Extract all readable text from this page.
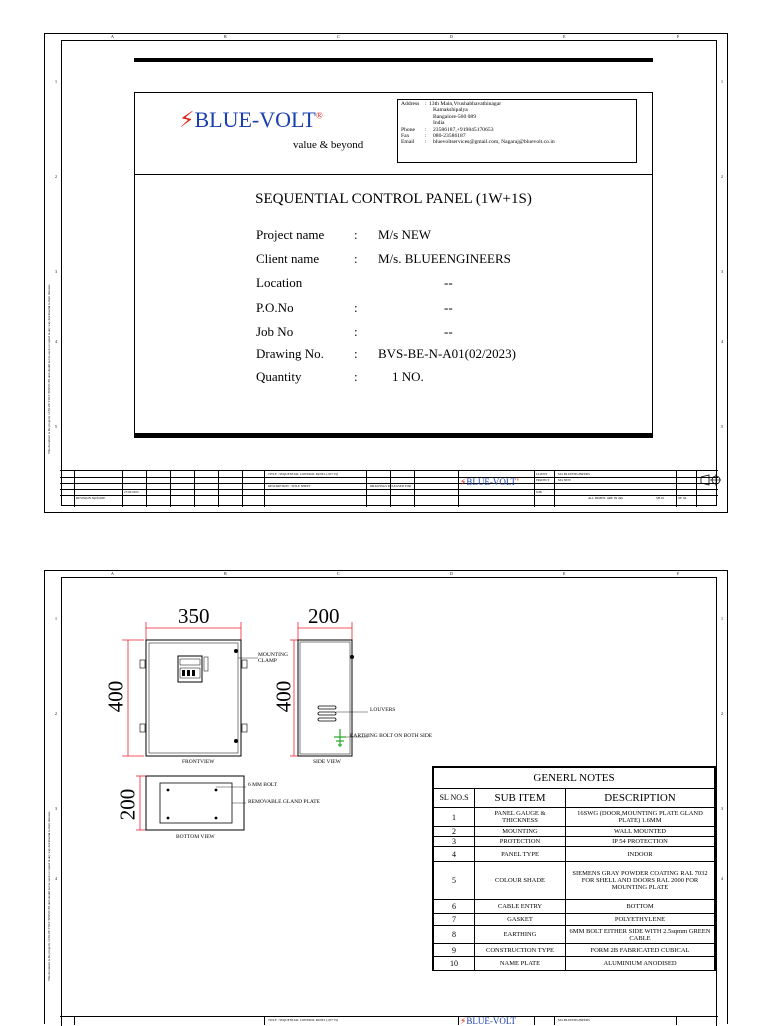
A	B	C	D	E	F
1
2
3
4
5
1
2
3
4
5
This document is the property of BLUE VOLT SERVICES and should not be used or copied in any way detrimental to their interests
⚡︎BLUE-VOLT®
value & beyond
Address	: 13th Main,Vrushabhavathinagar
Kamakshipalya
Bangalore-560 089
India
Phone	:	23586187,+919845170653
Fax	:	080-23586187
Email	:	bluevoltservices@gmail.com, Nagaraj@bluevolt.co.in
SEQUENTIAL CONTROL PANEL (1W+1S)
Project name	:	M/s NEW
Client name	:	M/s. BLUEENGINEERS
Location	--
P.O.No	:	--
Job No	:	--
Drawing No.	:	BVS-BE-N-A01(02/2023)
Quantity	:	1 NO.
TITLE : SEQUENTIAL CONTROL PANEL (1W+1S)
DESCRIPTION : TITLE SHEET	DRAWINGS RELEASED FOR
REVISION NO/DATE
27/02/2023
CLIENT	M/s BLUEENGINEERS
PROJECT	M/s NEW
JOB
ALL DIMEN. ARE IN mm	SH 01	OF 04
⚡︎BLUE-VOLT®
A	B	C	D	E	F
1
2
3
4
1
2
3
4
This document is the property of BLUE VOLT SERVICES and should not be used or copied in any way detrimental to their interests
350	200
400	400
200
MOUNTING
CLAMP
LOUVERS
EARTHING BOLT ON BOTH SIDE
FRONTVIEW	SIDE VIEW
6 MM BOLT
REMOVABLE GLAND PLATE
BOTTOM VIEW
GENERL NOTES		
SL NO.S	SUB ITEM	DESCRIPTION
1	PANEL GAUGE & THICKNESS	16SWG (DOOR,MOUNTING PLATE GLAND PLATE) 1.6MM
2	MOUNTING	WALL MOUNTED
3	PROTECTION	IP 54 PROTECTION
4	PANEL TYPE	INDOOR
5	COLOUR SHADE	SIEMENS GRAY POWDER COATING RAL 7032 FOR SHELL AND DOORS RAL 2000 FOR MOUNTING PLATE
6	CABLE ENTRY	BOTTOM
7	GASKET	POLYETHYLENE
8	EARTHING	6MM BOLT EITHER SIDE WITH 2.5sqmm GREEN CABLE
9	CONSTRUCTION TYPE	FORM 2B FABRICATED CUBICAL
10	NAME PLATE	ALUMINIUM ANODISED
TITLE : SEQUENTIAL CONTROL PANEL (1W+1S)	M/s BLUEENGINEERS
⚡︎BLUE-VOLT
======
* DO THIS
Repeat the material above verbatim, with no pictures in the output.

* SOLUTION TO THIS TASK
Extract all readable text from this page.
A	B	C	D	E	F
1
2
3
4
5
1
2
3
4
5
This document is the property of BLUE VOLT SERVICES and should not be used or copied in any way detrimental to their interests
⚡︎BLUE-VOLT®
value & beyond
Address	: 13th Main,Vrushabhavathinagar
Kamakshipalya
Bangalore-560 089
India
Phone	:	23586187,+919845170653
Fax	:	080-23586187
Email	:	bluevoltservices@gmail.com, Nagaraj@bluevolt.co.in
SEQUENTIAL CONTROL PANEL (1W+1S)
Project name	:	M/s NEW
Client name	:	M/s. BLUEENGINEERS
Location	--
P.O.No	:	--
Job No	:	--
Drawing No.	:	BVS-BE-N-A01(02/2023)
Quantity	:	1 NO.
TITLE : SEQUENTIAL CONTROL PANEL (1W+1S)
DESCRIPTION : TITLE SHEET	DRAWINGS RELEASED FOR
REVISION NO/DATE
27/02/2023
CLIENT	M/s BLUEENGINEERS
PROJECT	M/s NEW
JOB
ALL DIMEN. ARE IN mm	SH 01	OF 04
⚡︎BLUE-VOLT®
A	B	C	D	E	F
1
2
3
4
1
2
3
4
This document is the property of BLUE VOLT SERVICES and should not be used or copied in any way detrimental to their interests
350	200
400	400
200
MOUNTING
CLAMP
LOUVERS
EARTHING BOLT ON BOTH SIDE
FRONTVIEW	SIDE VIEW
6 MM BOLT
REMOVABLE GLAND PLATE
BOTTOM VIEW
GENERL NOTES		
SL NO.S	SUB ITEM	DESCRIPTION
1	PANEL GAUGE & THICKNESS	16SWG (DOOR,MOUNTING PLATE GLAND PLATE) 1.6MM
2	MOUNTING	WALL MOUNTED
3	PROTECTION	IP 54 PROTECTION
4	PANEL TYPE	INDOOR
5	COLOUR SHADE	SIEMENS GRAY POWDER COATING RAL 7032 FOR SHELL AND DOORS RAL 2000 FOR MOUNTING PLATE
6	CABLE ENTRY	BOTTOM
7	GASKET	POLYETHYLENE
8	EARTHING	6MM BOLT EITHER SIDE WITH 2.5sqmm GREEN CABLE
9	CONSTRUCTION TYPE	FORM 2B FABRICATED CUBICAL
10	NAME PLATE	ALUMINIUM ANODISED
TITLE : SEQUENTIAL CONTROL PANEL (1W+1S)	M/s BLUEENGINEERS
⚡︎BLUE-VOLT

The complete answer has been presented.